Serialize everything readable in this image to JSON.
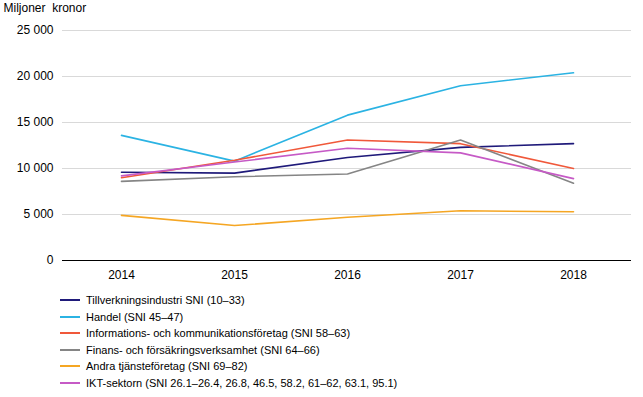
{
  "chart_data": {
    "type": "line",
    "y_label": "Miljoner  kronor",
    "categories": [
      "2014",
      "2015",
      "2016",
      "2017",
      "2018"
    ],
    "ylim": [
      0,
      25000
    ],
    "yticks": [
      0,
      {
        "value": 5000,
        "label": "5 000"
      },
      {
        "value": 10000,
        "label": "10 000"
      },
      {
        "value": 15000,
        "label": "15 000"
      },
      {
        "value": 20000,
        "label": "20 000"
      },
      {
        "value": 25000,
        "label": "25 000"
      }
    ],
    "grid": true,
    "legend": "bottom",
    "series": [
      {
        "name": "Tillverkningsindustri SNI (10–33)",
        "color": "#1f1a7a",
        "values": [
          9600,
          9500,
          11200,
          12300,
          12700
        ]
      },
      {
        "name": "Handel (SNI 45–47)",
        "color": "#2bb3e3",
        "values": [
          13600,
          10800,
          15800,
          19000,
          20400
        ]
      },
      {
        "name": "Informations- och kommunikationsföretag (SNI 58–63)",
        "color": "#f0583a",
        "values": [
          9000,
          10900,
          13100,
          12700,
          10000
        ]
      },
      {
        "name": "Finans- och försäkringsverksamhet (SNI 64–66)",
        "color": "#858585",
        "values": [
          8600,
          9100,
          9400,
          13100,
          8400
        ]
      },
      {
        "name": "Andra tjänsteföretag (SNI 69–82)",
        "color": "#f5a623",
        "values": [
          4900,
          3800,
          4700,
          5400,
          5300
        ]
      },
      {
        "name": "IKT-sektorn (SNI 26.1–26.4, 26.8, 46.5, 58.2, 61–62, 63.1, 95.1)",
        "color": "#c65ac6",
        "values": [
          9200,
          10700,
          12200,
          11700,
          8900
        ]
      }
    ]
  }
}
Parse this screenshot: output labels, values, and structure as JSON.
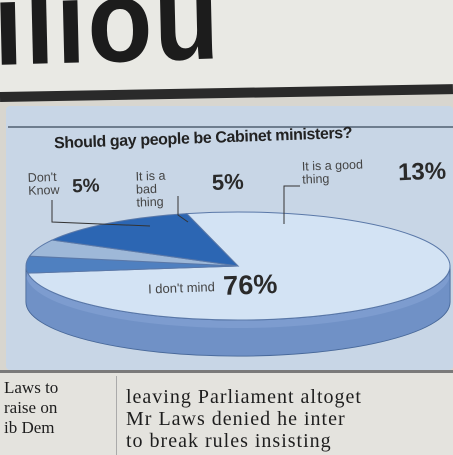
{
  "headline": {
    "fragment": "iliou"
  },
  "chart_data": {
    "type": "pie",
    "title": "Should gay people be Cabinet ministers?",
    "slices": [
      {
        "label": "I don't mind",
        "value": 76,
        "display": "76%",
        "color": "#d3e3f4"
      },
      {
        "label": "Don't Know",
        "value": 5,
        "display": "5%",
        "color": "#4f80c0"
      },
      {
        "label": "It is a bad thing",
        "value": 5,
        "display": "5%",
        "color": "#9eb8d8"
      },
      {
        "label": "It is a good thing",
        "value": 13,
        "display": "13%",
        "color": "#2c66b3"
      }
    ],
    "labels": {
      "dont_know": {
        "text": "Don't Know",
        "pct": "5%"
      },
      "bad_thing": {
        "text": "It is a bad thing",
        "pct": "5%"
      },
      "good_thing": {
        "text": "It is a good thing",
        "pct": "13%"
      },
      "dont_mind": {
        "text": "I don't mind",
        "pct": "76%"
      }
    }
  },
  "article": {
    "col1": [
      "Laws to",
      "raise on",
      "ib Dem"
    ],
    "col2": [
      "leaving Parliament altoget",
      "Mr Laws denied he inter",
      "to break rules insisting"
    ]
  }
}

━━━━━━━━

◆ **Instructions for the task**: Leave out the pictures, and extract exactly the lines from the one with "Parse this screenshot: output" through the end of the records, both ends included.

◆ **Solution to this exercise**:
Parse this screenshot: output labels, values, and structure as JSON.
{
  "headline": {
    "fragment": "iliou"
  },
  "chart_data": {
    "type": "pie",
    "title": "Should gay people be Cabinet ministers?",
    "slices": [
      {
        "label": "I don't mind",
        "value": 76,
        "display": "76%",
        "color": "#d3e3f4"
      },
      {
        "label": "Don't Know",
        "value": 5,
        "display": "5%",
        "color": "#4f80c0"
      },
      {
        "label": "It is a bad thing",
        "value": 5,
        "display": "5%",
        "color": "#9eb8d8"
      },
      {
        "label": "It is a good thing",
        "value": 13,
        "display": "13%",
        "color": "#2c66b3"
      }
    ],
    "labels": {
      "dont_know": {
        "text": "Don't Know",
        "pct": "5%"
      },
      "bad_thing": {
        "text": "It is a bad thing",
        "pct": "5%"
      },
      "good_thing": {
        "text": "It is a good thing",
        "pct": "13%"
      },
      "dont_mind": {
        "text": "I don't mind",
        "pct": "76%"
      }
    }
  },
  "article": {
    "col1": [
      "Laws to",
      "raise on",
      "ib Dem"
    ],
    "col2": [
      "leaving Parliament altoget",
      "Mr Laws denied he inter",
      "to break rules insisting"
    ]
  }
}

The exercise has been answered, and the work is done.